To do: A line counts if it contains the string "body"; say how many such lines there are, giving only the number.
== Material shown ==
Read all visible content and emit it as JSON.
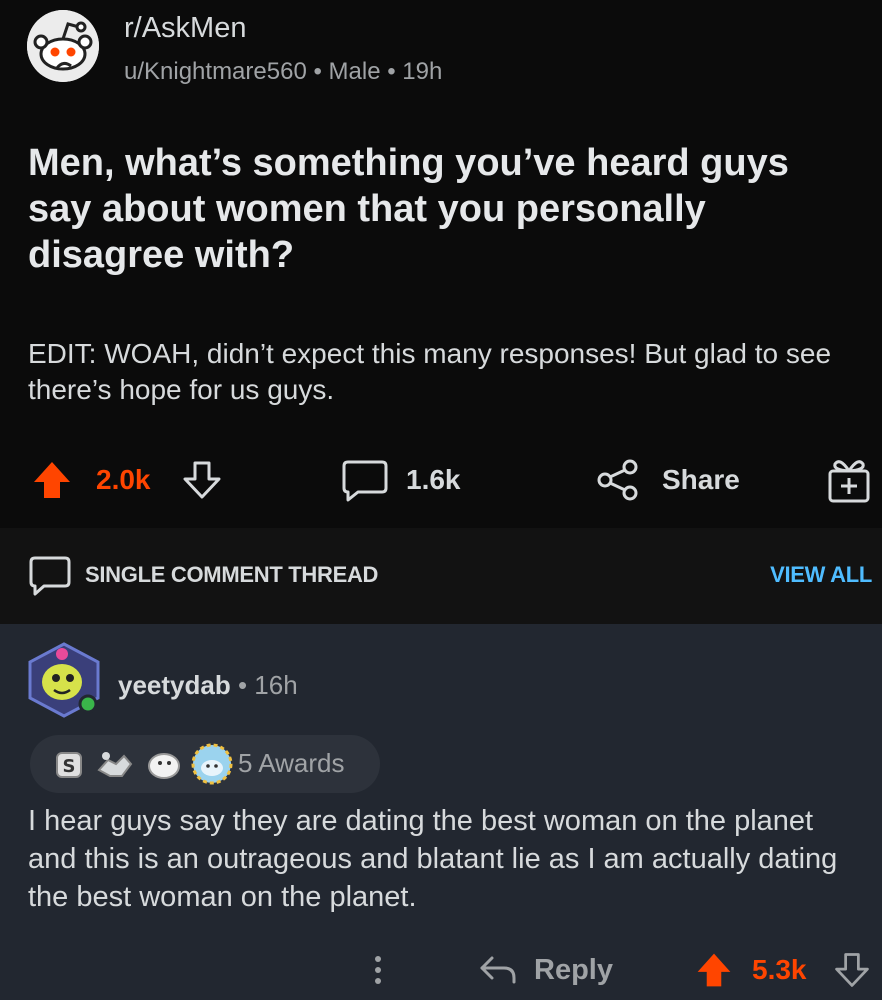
{
  "post": {
    "subreddit": "r/AskMen",
    "meta": "u/Knightmare560 • Male • 19h",
    "title": "Men, what’s something you’ve heard guys say about women that you personally disagree with?",
    "body": "EDIT: WOAH, didn’t expect this many responses! But glad to see there’s hope for us guys.",
    "votes": "2.0k",
    "comments": "1.6k",
    "share_label": "Share"
  },
  "thread": {
    "label": "SINGLE COMMENT THREAD",
    "view_all": "VIEW ALL"
  },
  "comment": {
    "username": "yeetydab",
    "time": " • 16h",
    "awards_label": "5 Awards",
    "body": "I hear guys say they are dating the best woman on the planet and this is an outrageous and blatant lie as I am actually dating the best woman on the planet.",
    "reply_label": "Reply",
    "votes": "5.3k"
  },
  "colors": {
    "upvote": "#ff4500",
    "link": "#4fbcff",
    "post_bg": "#0b0b0b",
    "comment_bg": "#222730"
  }
}
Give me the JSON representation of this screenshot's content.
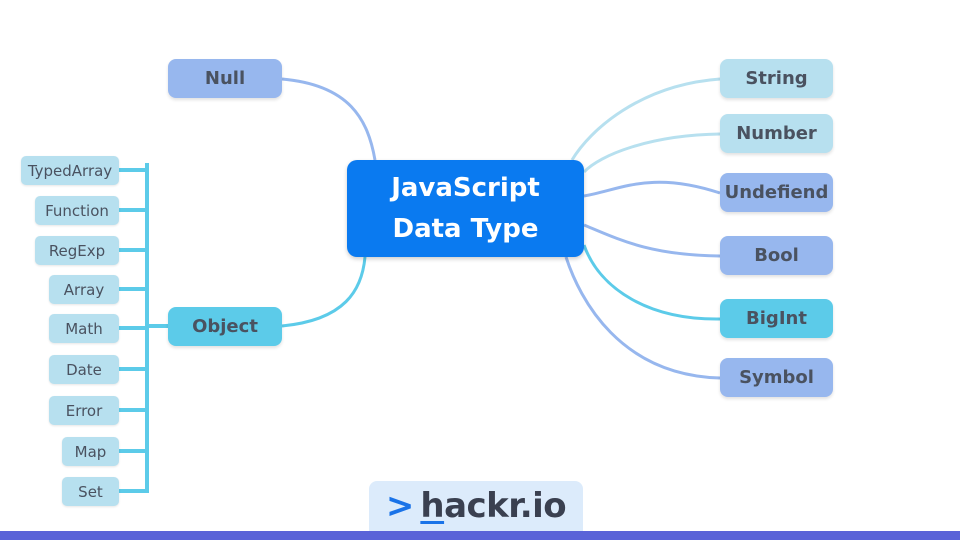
{
  "diagram": {
    "central": {
      "line1": "JavaScript",
      "line2": "Data Type"
    },
    "nodes": {
      "null": "Null",
      "object": "Object",
      "string": "String",
      "number": "Number",
      "undefiend": "Undefiend",
      "bool": "Bool",
      "bigint": "BigInt",
      "symbol": "Symbol"
    },
    "object_children": [
      "TypedArray",
      "Function",
      "RegExp",
      "Array",
      "Math",
      "Date",
      "Error",
      "Map",
      "Set"
    ]
  },
  "colors": {
    "central": "#0a7af0",
    "light_blue": "#b7e0ef",
    "periwinkle": "#97b7ee",
    "cyan": "#5ccbe9",
    "bracket": "#5ccbe9",
    "footer": "#5a63d8"
  },
  "logo": {
    "chevron": ">",
    "h": "h",
    "rest": "ackr.io"
  }
}
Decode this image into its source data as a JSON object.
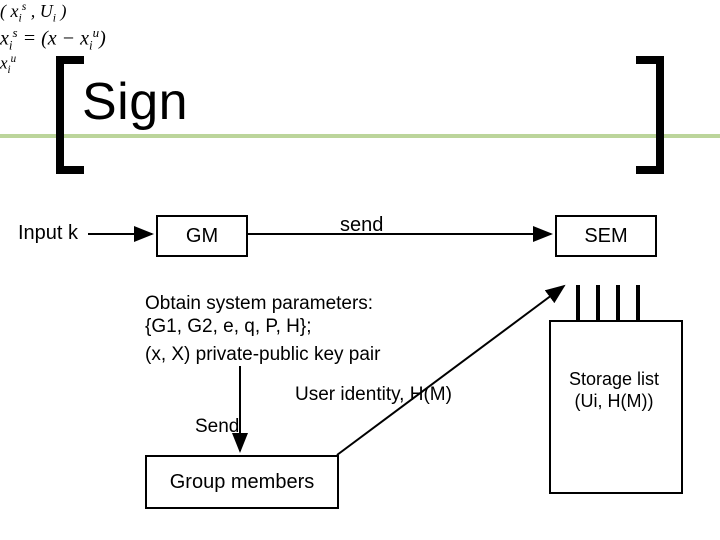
{
  "title": "Sign",
  "input_label": "Input k",
  "gm": "GM",
  "sem": "SEM",
  "send_label": "send",
  "send_math_html": "( x<span class='sub'>i</span><span class='sup'>s</span> , U<span class='sub'>i</span> )",
  "equation_html": "x<span class='sub'>i</span><span class='sup'>s</span> = (x − x<span class='sub'>i</span><span class='sup'>u</span>)",
  "obtain_line1": "Obtain system parameters:",
  "obtain_line2": "{G1, G2, e, q, P, H};",
  "keypair": "(x, X) private-public key pair",
  "user_identity": "User identity, H(M)",
  "send2_label": "Send",
  "send2_math_html": "x<span class='sub'>i</span><span class='sup'>u</span>",
  "group_members": "Group members",
  "storage_l1": "Storage list",
  "storage_l2": "(Ui, H(M))"
}
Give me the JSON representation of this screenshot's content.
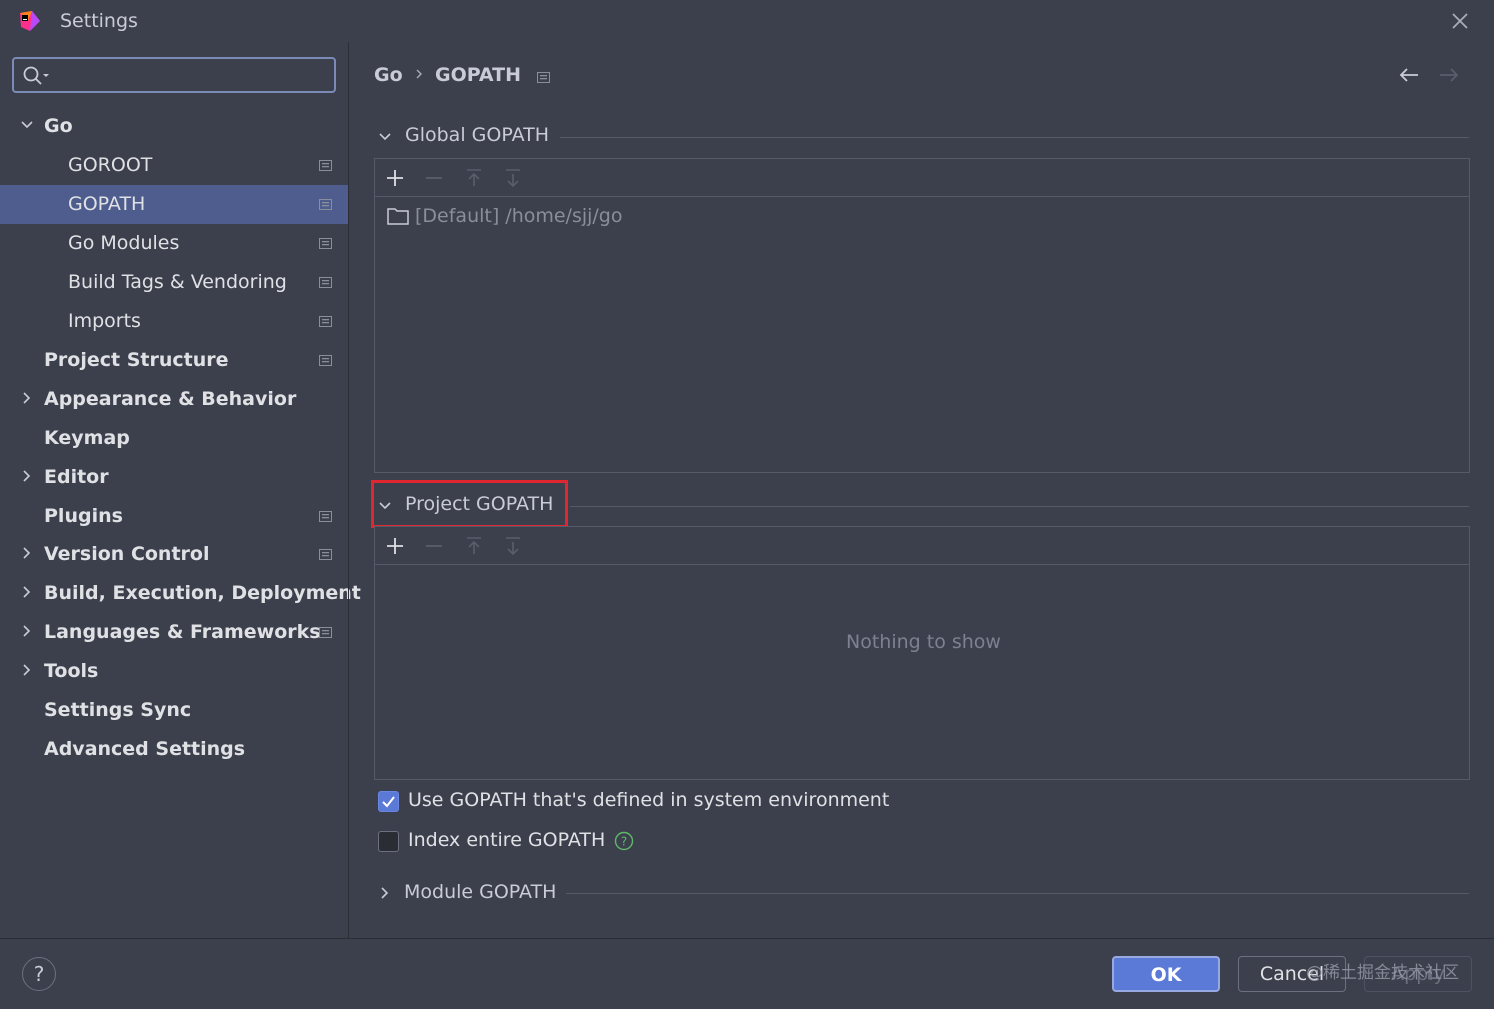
{
  "window": {
    "title": "Settings"
  },
  "sidebar": {
    "search": {
      "value": "",
      "placeholder": ""
    },
    "items": [
      {
        "label": "Go",
        "bold": true,
        "expanded": true
      },
      {
        "label": "GOROOT",
        "bold": false
      },
      {
        "label": "GOPATH",
        "bold": false,
        "selected": true
      },
      {
        "label": "Go Modules",
        "bold": false
      },
      {
        "label": "Build Tags & Vendoring",
        "bold": false
      },
      {
        "label": "Imports",
        "bold": false
      },
      {
        "label": "Project Structure",
        "bold": true
      },
      {
        "label": "Appearance & Behavior",
        "bold": true
      },
      {
        "label": "Keymap",
        "bold": true
      },
      {
        "label": "Editor",
        "bold": true
      },
      {
        "label": "Plugins",
        "bold": true
      },
      {
        "label": "Version Control",
        "bold": true
      },
      {
        "label": "Build, Execution, Deployment",
        "bold": true
      },
      {
        "label": "Languages & Frameworks",
        "bold": true
      },
      {
        "label": "Tools",
        "bold": true
      },
      {
        "label": "Settings Sync",
        "bold": true
      },
      {
        "label": "Advanced Settings",
        "bold": true
      }
    ]
  },
  "breadcrumb": {
    "parent": "Go",
    "current": "GOPATH"
  },
  "global_gopath": {
    "title": "Global GOPATH",
    "entries": [
      "[Default] /home/sjj/go"
    ]
  },
  "project_gopath": {
    "title": "Project GOPATH",
    "empty_text": "Nothing to show"
  },
  "options": {
    "use_system_env": {
      "label": "Use GOPATH that's defined in system environment",
      "checked": true
    },
    "index_entire": {
      "label": "Index entire GOPATH",
      "checked": false
    },
    "help_glyph": "?"
  },
  "module_gopath": {
    "title": "Module GOPATH"
  },
  "footer": {
    "help": "?",
    "ok": "OK",
    "cancel": "Cancel",
    "apply": "Apply",
    "watermark": "@稀土掘金技术社区"
  },
  "colors": {
    "background": "#3c3f4c",
    "selection": "#4e5d8d",
    "accent": "#5b79d6",
    "highlight_box": "#e0262e"
  },
  "icons": {
    "app": "jetbrains-logo-icon",
    "close": "close-icon",
    "search": "search-icon",
    "back": "arrow-left-icon",
    "forward": "arrow-right-icon",
    "add": "plus-icon",
    "remove": "minus-icon",
    "move_up": "arrow-up-icon",
    "move_down": "arrow-down-icon",
    "folder": "folder-icon",
    "page": "page-settings-icon"
  }
}
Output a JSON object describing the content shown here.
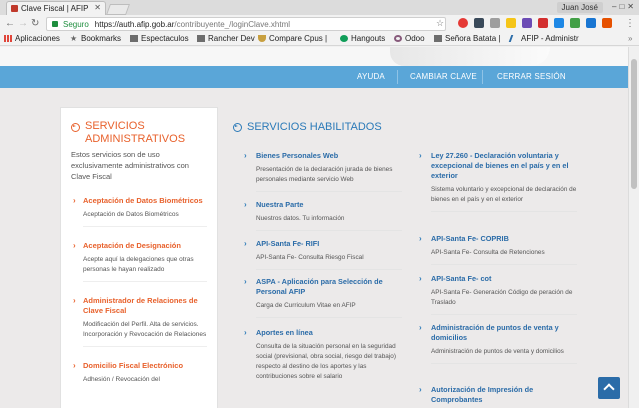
{
  "browser": {
    "tab_title": "Clave Fiscal | AFIP",
    "user_name": "Juan José",
    "url_secure_label": "Seguro",
    "url_host": "https://auth.afip.gob.ar",
    "url_path": "/contribuyente_/loginClave.xhtml",
    "bookmarks": [
      {
        "label": "Aplicaciones",
        "icon": "apps-grid-icon"
      },
      {
        "label": "Bookmarks",
        "icon": "star-icon"
      },
      {
        "label": "Espectaculos",
        "icon": "folder-icon"
      },
      {
        "label": "Rancher Dev",
        "icon": "folder-icon"
      },
      {
        "label": "Compare Cpus |",
        "icon": "shield-icon"
      },
      {
        "label": "Hangouts",
        "icon": "hangouts-icon"
      },
      {
        "label": "Odoo",
        "icon": "odoo-icon"
      },
      {
        "label": "Señora Batata |",
        "icon": "folder-icon"
      },
      {
        "label": "AFIP - Administr",
        "icon": "afip-icon"
      }
    ]
  },
  "nav": {
    "ayuda": "AYUDA",
    "cambiar_clave": "CAMBIAR CLAVE",
    "cerrar_sesion": "CERRAR SESIÓN"
  },
  "sidebar": {
    "title_line1": "SERVICIOS",
    "title_line2": "ADMINISTRATIVOS",
    "description": "Estos servicios son de uso exclusivamente administrativos con Clave Fiscal",
    "items": [
      {
        "title": "Aceptación de Datos Biométricos",
        "desc": "Aceptación de Datos Biométricos"
      },
      {
        "title": "Aceptación de Designación",
        "desc": "Acepte aquí la delegaciones que otras personas le hayan realizado"
      },
      {
        "title": "Administrador de Relaciones de Clave Fiscal",
        "desc": "Modificación del Perfil. Alta de servicios. Incorporación y Revocación de Relaciones"
      },
      {
        "title": "Domicilio Fiscal Electrónico",
        "desc": "Adhesión / Revocación del"
      }
    ]
  },
  "main": {
    "title": "SERVICIOS HABILITADOS",
    "left_col": [
      {
        "title": "Bienes Personales Web",
        "desc": "Presentación de la declaración jurada de bienes personales mediante servicio Web"
      },
      {
        "title": "Nuestra Parte",
        "desc": "Nuestros datos. Tu información"
      },
      {
        "title": "API-Santa Fe- RIFI",
        "desc": "API-Santa Fe- Consulta Riesgo Fiscal"
      },
      {
        "title": "ASPA - Aplicación para Selección de Personal AFIP",
        "desc": "Carga de Curriculum Vitae en AFIP"
      },
      {
        "title": "Aportes en línea",
        "desc": "Consulta de la situación personal en la seguridad social (previsional, obra social, riesgo del trabajo) respecto al destino de los aportes y las contribuciones sobre el salario"
      }
    ],
    "right_col": [
      {
        "title": "Ley 27.260 - Declaración voluntaria y excepcional de bienes en el país y en el exterior",
        "desc": "Sistema voluntario y excepcional de declaración de bienes en el país y en el exterior"
      },
      {
        "title": "API-Santa Fe- COPRIB",
        "desc": "API-Santa Fe- Consulta de Retenciones"
      },
      {
        "title": "API-Santa Fe- cot",
        "desc": "API-Santa Fe- Generación Código de peración de Traslado"
      },
      {
        "title": "Administración de puntos de venta y domicilios",
        "desc": "Administración de puntos de venta y domicilios"
      },
      {
        "title": "Autorización de Impresión de Comprobantes",
        "desc": ""
      }
    ]
  }
}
===
Task result: 2